## Data excerpts

* * * * * * * * *

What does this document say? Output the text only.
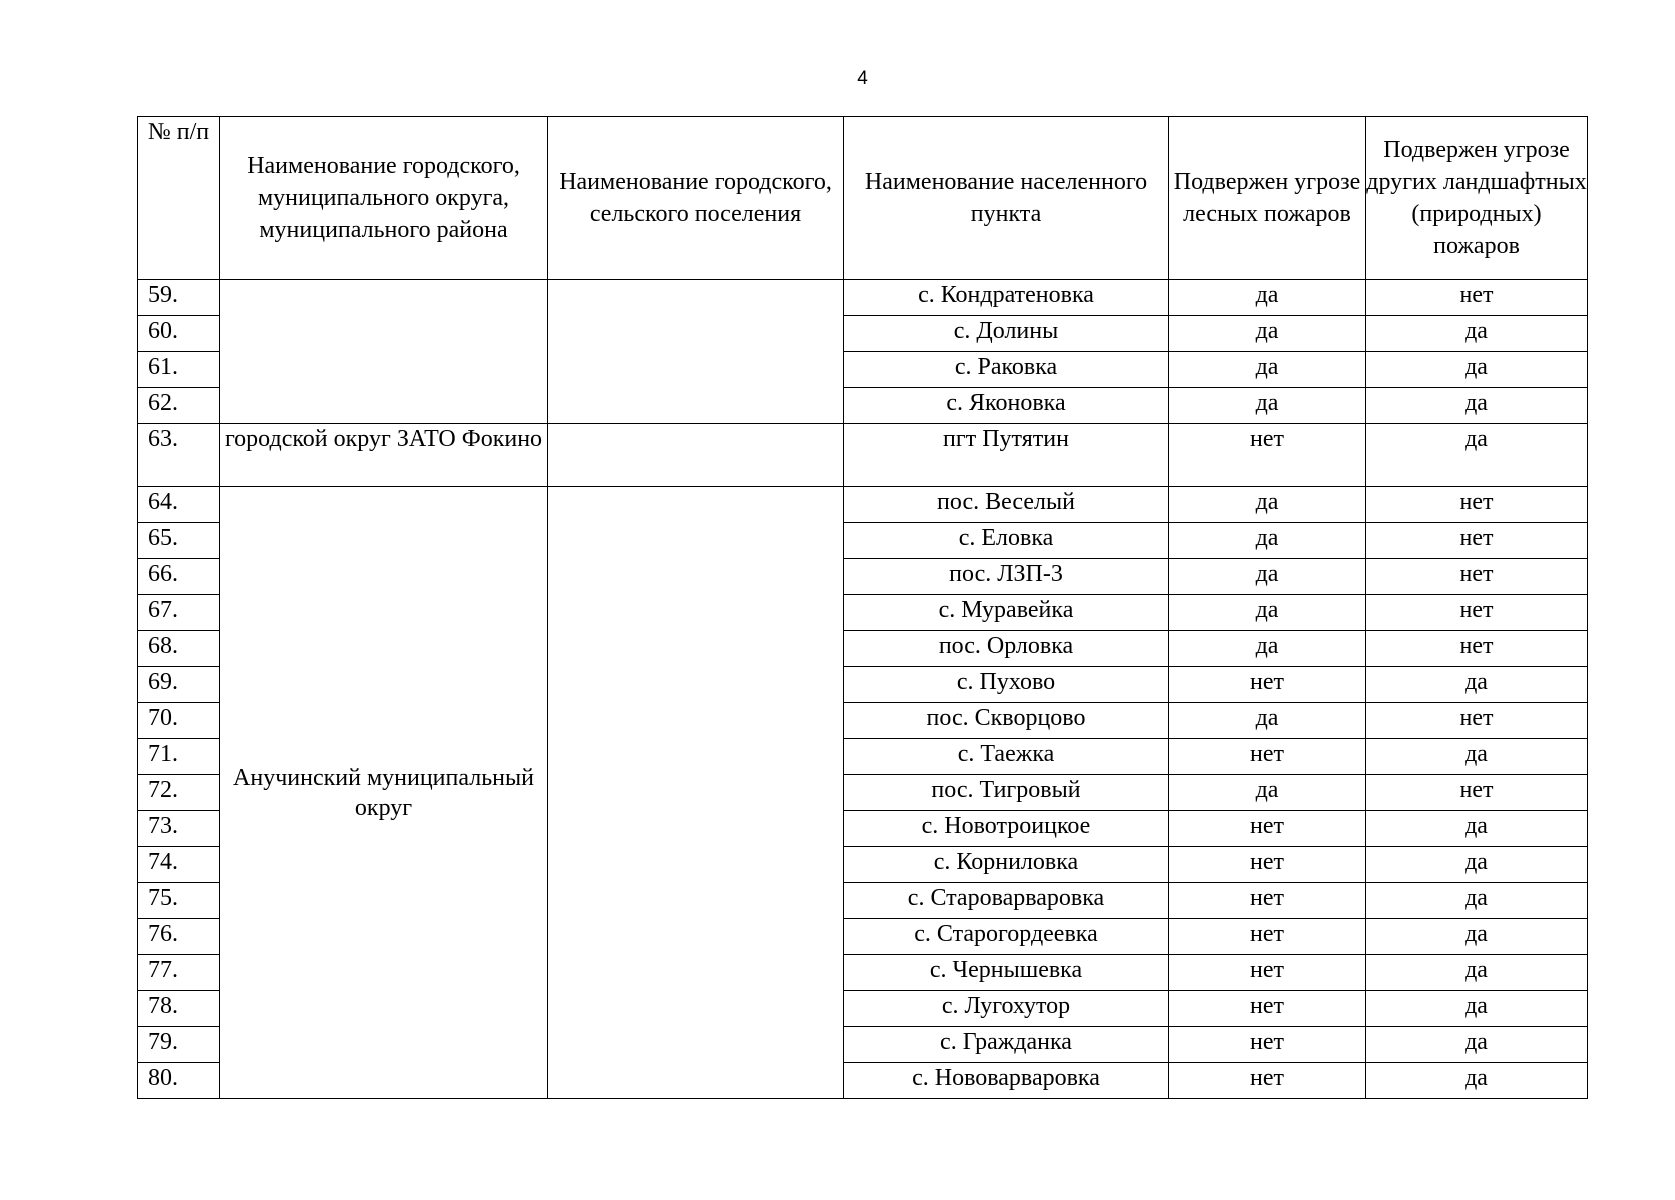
4
№ п/п	Наименование городского, муниципального округа, муниципального района	Наименование городского, сельского поселения	Наименование населенного пункта	Подвержен угрозе лесных пожаров	Подвержен угрозе других ландшафтных (природных) пожаров
59.			с. Кондратеновка	да	нет
60.			с. Долины	да	да
61.			с. Раковка	да	да
62.			с. Яконовка	да	да
63.	городской округ ЗАТО Фокино		пгт Путятин	нет	да
64.	Анучинский муниципальный округ		пос. Веселый	да	нет
65.			с. Еловка	да	нет
66.			пос. ЛЗП-3	да	нет
67.			с. Муравейка	да	нет
68.			пос. Орловка	да	нет
69.			с. Пухово	нет	да
70.			пос. Скворцово	да	нет
71.			с. Таежка	нет	да
72.			пос. Тигровый	да	нет
73.			с. Новотроицкое	нет	да
74.			с. Корниловка	нет	да
75.			с. Староварваровка	нет	да
76.			с. Старогордеевка	нет	да
77.			с. Чернышевка	нет	да
78.			с. Лугохутор	нет	да
79.			с. Гражданка	нет	да
80.			с. Нововарваровка	нет	да
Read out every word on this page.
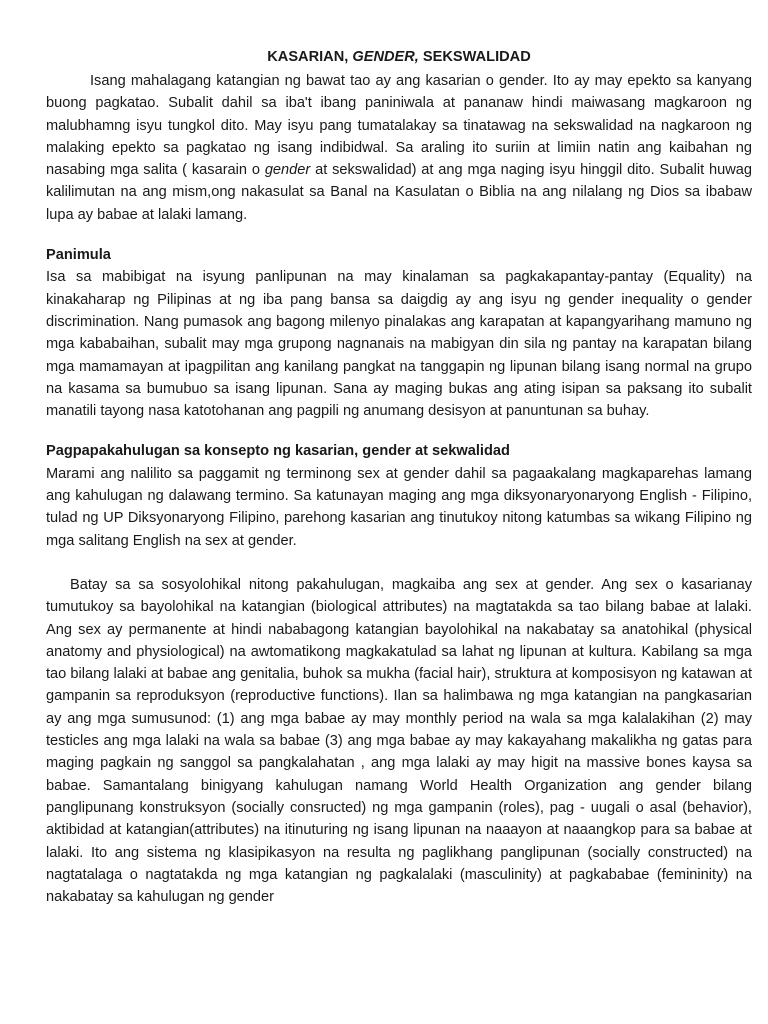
KASARIAN, GENDER, SEKSWALIDAD

Isang mahalagang katangian ng bawat tao ay ang kasarian o gender. Ito ay may epekto sa kanyang buong pagkatao. Subalit dahil sa iba't ibang paniniwala at pananaw hindi maiwasang magkaroon ng malubhamng isyu tungkol dito. May isyu pang tumatalakay sa tinatawag na sekswalidad na nagkaroon ng malaking epekto sa pagkatao ng isang indibidwal. Sa araling ito suriin at limiin natin ang kaibahan ng nasabing mga salita ( kasarain o gender at sekswalidad) at ang mga naging isyu hinggil dito. Subalit huwag kalilimutan na ang mism,ong nakasulat sa Banal na Kasulatan o Biblia na ang nilalang ng Dios sa ibabaw lupa ay babae at lalaki lamang.

Panimula

Isa sa mabibigat na isyung panlipunan na may kinalaman sa pagkakapantay-pantay (Equality) na kinakaharap ng Pilipinas at ng iba pang bansa sa daigdig ay ang isyu ng gender inequality o gender discrimination. Nang pumasok ang bagong milenyo pinalakas ang karapatan at kapangyarihang mamuno ng mga kababaihan, subalit may mga grupong nagnanais na mabigyan din sila ng pantay na karapatan bilang mga mamamayan at ipagpilitan ang kanilang pangkat na tanggapin ng lipunan bilang isang normal na grupo na kasama sa bumubuo sa isang lipunan. Sana ay maging bukas ang ating isipan sa paksang ito subalit manatili tayong nasa katotohanan ang pagpili ng anumang desisyon at panuntunan sa buhay.

Pagpapakahulugan sa konsepto ng kasarian, gender at sekwalidad

Marami ang nalilito sa paggamit ng terminong sex at gender dahil sa pagaakalang magkaparehas lamang ang kahulugan ng dalawang termino. Sa katunayan maging ang mga diksyonaryonaryong English - Filipino, tulad ng UP Diksyonaryong Filipino, parehong kasarian ang tinutukoy nitong katumbas sa wikang Filipino ng mga salitang English na sex at gender.

Batay sa sa sosyolohikal nitong pakahulugan, magkaiba ang sex at gender. Ang sex o kasarianay tumutukoy sa bayolohikal na katangian (biological attributes) na magtatakda sa tao bilang babae at lalaki. Ang sex ay permanente at hindi nababagong katangian bayolohikal na nakabatay sa anatohikal (physical anatomy and physiological) na awtomatikong magkakatulad sa lahat ng lipunan at kultura. Kabilang sa mga tao bilang lalaki at babae ang genitalia, buhok sa mukha (facial hair), struktura at komposisyon ng katawan at gampanin sa reproduksyon (reproductive functions). Ilan sa halimbawa ng mga katangian na pangkasarian ay ang mga sumusunod: (1) ang mga babae ay may monthly period na wala sa mga kalalakihan (2) may testicles ang mga lalaki na wala sa babae (3) ang mga babae ay may kakayahang makalikha ng gatas para maging pagkain ng sanggol sa pangkalahatan , ang mga lalaki ay may higit na massive bones kaysa sa babae. Samantalang binigyang kahulugan namang World Health Organization ang gender bilang panglipunang konstruksyon (socially consructed) ng mga gampanin (roles), pag - uugali o asal (behavior), aktibidad at katangian(attributes) na itinuturing ng isang lipunan na naaayon at naaangkop para sa babae at lalaki. Ito ang sistema ng klasipikasyon na resulta ng paglikhang panglipunan (socially constructed) na nagtatalaga o nagtatakda ng mga katangian ng pagkalalaki (masculinity) at pagkababae (femininity) na nakabatay sa kahulugan ng gender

* * * * * * * * *

## Exercise description
Take the entries shown above and quote them verbatim, passing over the pictures.

## Solution to this task
What does this document say? Output the text only.
4
№ п/п	Наименование городского, муниципального округа, муниципального района	Наименование городского, сельского поселения	Наименование населенного пункта	Подвержен угрозе лесных пожаров	Подвержен угрозе других ландшафтных (природных) пожаров
59.			с. Кондратеновка	да	нет
60.			с. Долины	да	да
61.			с. Раковка	да	да
62.			с. Яконовка	да	да
63.	городской округ ЗАТО Фокино		пгт Путятин	нет	да
64.	Анучинский муниципальный округ		пос. Веселый	да	нет
65.			с. Еловка	да	нет
66.			пос. ЛЗП-3	да	нет
67.			с. Муравейка	да	нет
68.			пос. Орловка	да	нет
69.			с. Пухово	нет	да
70.			пос. Скворцово	да	нет
71.			с. Таежка	нет	да
72.			пос. Тигровый	да	нет
73.			с. Новотроицкое	нет	да
74.			с. Корниловка	нет	да
75.			с. Староварваровка	нет	да
76.			с. Старогордеевка	нет	да
77.			с. Чернышевка	нет	да
78.			с. Лугохутор	нет	да
79.			с. Гражданка	нет	да
80.			с. Нововарваровка	нет	да
Read out every word on this page.
KASARIAN, GENDER, SEKSWALIDAD

Isang mahalagang katangian ng bawat tao ay ang kasarian o gender. Ito ay may epekto sa kanyang buong pagkatao. Subalit dahil sa iba't ibang paniniwala at pananaw hindi maiwasang magkaroon ng malubhamng isyu tungkol dito. May isyu pang tumatalakay sa tinatawag na sekswalidad na nagkaroon ng malaking epekto sa pagkatao ng isang indibidwal. Sa araling ito suriin at limiin natin ang kaibahan ng nasabing mga salita ( kasarain o gender at sekswalidad) at ang mga naging isyu hinggil dito. Subalit huwag kalilimutan na ang mism,ong nakasulat sa Banal na Kasulatan o Biblia na ang nilalang ng Dios sa ibabaw lupa ay babae at lalaki lamang.

Panimula

Isa sa mabibigat na isyung panlipunan na may kinalaman sa pagkakapantay-pantay (Equality) na kinakaharap ng Pilipinas at ng iba pang bansa sa daigdig ay ang isyu ng gender inequality o gender discrimination. Nang pumasok ang bagong milenyo pinalakas ang karapatan at kapangyarihang mamuno ng mga kababaihan, subalit may mga grupong nagnanais na mabigyan din sila ng pantay na karapatan bilang mga mamamayan at ipagpilitan ang kanilang pangkat na tanggapin ng lipunan bilang isang normal na grupo na kasama sa bumubuo sa isang lipunan. Sana ay maging bukas ang ating isipan sa paksang ito subalit manatili tayong nasa katotohanan ang pagpili ng anumang desisyon at panuntunan sa buhay.

Pagpapakahulugan sa konsepto ng kasarian, gender at sekwalidad

Marami ang nalilito sa paggamit ng terminong sex at gender dahil sa pagaakalang magkaparehas lamang ang kahulugan ng dalawang termino. Sa katunayan maging ang mga diksyonaryonaryong English - Filipino, tulad ng UP Diksyonaryong Filipino, parehong kasarian ang tinutukoy nitong katumbas sa wikang Filipino ng mga salitang English na sex at gender.

Batay sa sa sosyolohikal nitong pakahulugan, magkaiba ang sex at gender. Ang sex o kasarianay tumutukoy sa bayolohikal na katangian (biological attributes) na magtatakda sa tao bilang babae at lalaki. Ang sex ay permanente at hindi nababagong katangian bayolohikal na nakabatay sa anatohikal (physical anatomy and physiological) na awtomatikong magkakatulad sa lahat ng lipunan at kultura. Kabilang sa mga tao bilang lalaki at babae ang genitalia, buhok sa mukha (facial hair), struktura at komposisyon ng katawan at gampanin sa reproduksyon (reproductive functions). Ilan sa halimbawa ng mga katangian na pangkasarian ay ang mga sumusunod: (1) ang mga babae ay may monthly period na wala sa mga kalalakihan (2) may testicles ang mga lalaki na wala sa babae (3) ang mga babae ay may kakayahang makalikha ng gatas para maging pagkain ng sanggol sa pangkalahatan , ang mga lalaki ay may higit na massive bones kaysa sa babae. Samantalang binigyang kahulugan namang World Health Organization ang gender bilang panglipunang konstruksyon (socially consructed) ng mga gampanin (roles), pag - uugali o asal (behavior), aktibidad at katangian(attributes) na itinuturing ng isang lipunan na naaayon at naaangkop para sa babae at lalaki. Ito ang sistema ng klasipikasyon na resulta ng paglikhang panglipunan (socially constructed) na nagtatalaga o nagtatakda ng mga katangian ng pagkalalaki (masculinity) at pagkababae (femininity) na nakabatay sa kahulugan ng gender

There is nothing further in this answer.